**** Input records ****

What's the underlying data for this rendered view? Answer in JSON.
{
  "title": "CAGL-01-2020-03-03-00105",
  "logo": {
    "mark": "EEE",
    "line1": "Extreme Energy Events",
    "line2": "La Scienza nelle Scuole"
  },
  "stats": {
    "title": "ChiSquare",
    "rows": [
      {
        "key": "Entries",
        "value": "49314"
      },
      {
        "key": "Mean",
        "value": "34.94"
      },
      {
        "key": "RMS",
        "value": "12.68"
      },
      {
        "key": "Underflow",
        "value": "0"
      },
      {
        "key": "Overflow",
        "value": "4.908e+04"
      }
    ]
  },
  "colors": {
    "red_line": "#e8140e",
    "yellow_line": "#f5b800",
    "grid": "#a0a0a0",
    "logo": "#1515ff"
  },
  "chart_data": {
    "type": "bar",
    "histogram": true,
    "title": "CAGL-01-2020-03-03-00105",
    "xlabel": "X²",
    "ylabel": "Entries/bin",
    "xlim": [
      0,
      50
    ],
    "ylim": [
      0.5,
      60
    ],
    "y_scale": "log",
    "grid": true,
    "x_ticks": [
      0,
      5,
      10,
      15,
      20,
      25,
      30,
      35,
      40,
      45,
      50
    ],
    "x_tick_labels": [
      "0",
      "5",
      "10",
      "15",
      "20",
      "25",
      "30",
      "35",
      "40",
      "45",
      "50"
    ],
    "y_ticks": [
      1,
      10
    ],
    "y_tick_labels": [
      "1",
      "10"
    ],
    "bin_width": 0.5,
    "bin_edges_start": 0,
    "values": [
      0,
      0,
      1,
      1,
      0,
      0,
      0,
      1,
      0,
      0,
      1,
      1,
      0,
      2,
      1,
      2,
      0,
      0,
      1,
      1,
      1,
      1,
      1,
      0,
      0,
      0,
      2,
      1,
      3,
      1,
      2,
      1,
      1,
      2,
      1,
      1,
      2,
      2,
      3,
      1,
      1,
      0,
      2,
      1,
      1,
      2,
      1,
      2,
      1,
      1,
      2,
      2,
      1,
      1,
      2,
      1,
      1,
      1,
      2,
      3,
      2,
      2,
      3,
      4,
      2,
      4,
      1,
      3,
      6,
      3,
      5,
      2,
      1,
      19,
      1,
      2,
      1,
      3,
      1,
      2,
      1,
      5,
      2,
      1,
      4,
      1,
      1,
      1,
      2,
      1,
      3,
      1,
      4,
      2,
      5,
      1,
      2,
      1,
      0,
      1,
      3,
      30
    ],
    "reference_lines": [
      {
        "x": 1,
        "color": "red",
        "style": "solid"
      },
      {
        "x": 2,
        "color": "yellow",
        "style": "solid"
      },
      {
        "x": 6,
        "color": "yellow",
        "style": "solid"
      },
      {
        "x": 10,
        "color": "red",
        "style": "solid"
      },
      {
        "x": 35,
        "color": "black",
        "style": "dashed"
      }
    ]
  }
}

****

=== What needs to be done ===
Using the data above, repeat every line exactly.

=== Problem solution ===
What's the underlying data for this rendered view? Answer in JSON.
{
  "title": "CAGL-01-2020-03-03-00105",
  "logo": {
    "mark": "EEE",
    "line1": "Extreme Energy Events",
    "line2": "La Scienza nelle Scuole"
  },
  "stats": {
    "title": "ChiSquare",
    "rows": [
      {
        "key": "Entries",
        "value": "49314"
      },
      {
        "key": "Mean",
        "value": "34.94"
      },
      {
        "key": "RMS",
        "value": "12.68"
      },
      {
        "key": "Underflow",
        "value": "0"
      },
      {
        "key": "Overflow",
        "value": "4.908e+04"
      }
    ]
  },
  "colors": {
    "red_line": "#e8140e",
    "yellow_line": "#f5b800",
    "grid": "#a0a0a0",
    "logo": "#1515ff"
  },
  "chart_data": {
    "type": "bar",
    "histogram": true,
    "title": "CAGL-01-2020-03-03-00105",
    "xlabel": "X²",
    "ylabel": "Entries/bin",
    "xlim": [
      0,
      50
    ],
    "ylim": [
      0.5,
      60
    ],
    "y_scale": "log",
    "grid": true,
    "x_ticks": [
      0,
      5,
      10,
      15,
      20,
      25,
      30,
      35,
      40,
      45,
      50
    ],
    "x_tick_labels": [
      "0",
      "5",
      "10",
      "15",
      "20",
      "25",
      "30",
      "35",
      "40",
      "45",
      "50"
    ],
    "y_ticks": [
      1,
      10
    ],
    "y_tick_labels": [
      "1",
      "10"
    ],
    "bin_width": 0.5,
    "bin_edges_start": 0,
    "values": [
      0,
      0,
      1,
      1,
      0,
      0,
      0,
      1,
      0,
      0,
      1,
      1,
      0,
      2,
      1,
      2,
      0,
      0,
      1,
      1,
      1,
      1,
      1,
      0,
      0,
      0,
      2,
      1,
      3,
      1,
      2,
      1,
      1,
      2,
      1,
      1,
      2,
      2,
      3,
      1,
      1,
      0,
      2,
      1,
      1,
      2,
      1,
      2,
      1,
      1,
      2,
      2,
      1,
      1,
      2,
      1,
      1,
      1,
      2,
      3,
      2,
      2,
      3,
      4,
      2,
      4,
      1,
      3,
      6,
      3,
      5,
      2,
      1,
      19,
      1,
      2,
      1,
      3,
      1,
      2,
      1,
      5,
      2,
      1,
      4,
      1,
      1,
      1,
      2,
      1,
      3,
      1,
      4,
      2,
      5,
      1,
      2,
      1,
      0,
      1,
      3,
      30
    ],
    "reference_lines": [
      {
        "x": 1,
        "color": "red",
        "style": "solid"
      },
      {
        "x": 2,
        "color": "yellow",
        "style": "solid"
      },
      {
        "x": 6,
        "color": "yellow",
        "style": "solid"
      },
      {
        "x": 10,
        "color": "red",
        "style": "solid"
      },
      {
        "x": 35,
        "color": "black",
        "style": "dashed"
      }
    ]
  }
}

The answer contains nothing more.